### Exercise details:
The entries need to be copied exactly as they stand, images left out.

Extracted records
....

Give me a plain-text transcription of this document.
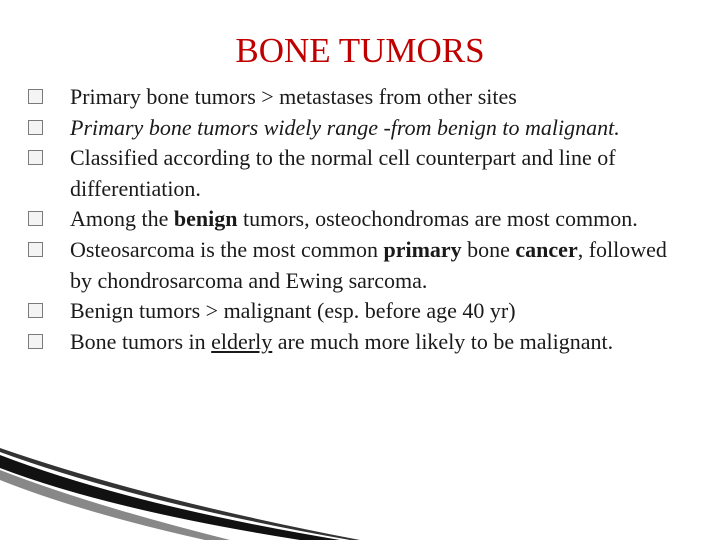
BONE TUMORS
Primary bone tumors > metastases from other sites
Primary bone tumors widely range -from benign to malignant.
Classified according to the normal cell counterpart and line of differentiation.
Among the benign tumors, osteochondromas are most common.
Osteosarcoma is the most common primary bone cancer, followed by chondrosarcoma and Ewing sarcoma.
Benign tumors > malignant (esp. before age 40 yr)
Bone tumors in elderly are much more likely to be malignant.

....

### Exercise result:
Give me a plain-text transcription of this document.
BONE TUMORS
Primary bone tumors > metastases from other sites
Primary bone tumors widely range -from benign to malignant.
Classified according to the normal cell counterpart and line of differentiation.
Among the benign tumors, osteochondromas are most common.
Osteosarcoma is the most common primary bone cancer, followed by chondrosarcoma and Ewing sarcoma.
Benign tumors > malignant (esp. before age 40 yr)
Bone tumors in elderly are much more likely to be malignant.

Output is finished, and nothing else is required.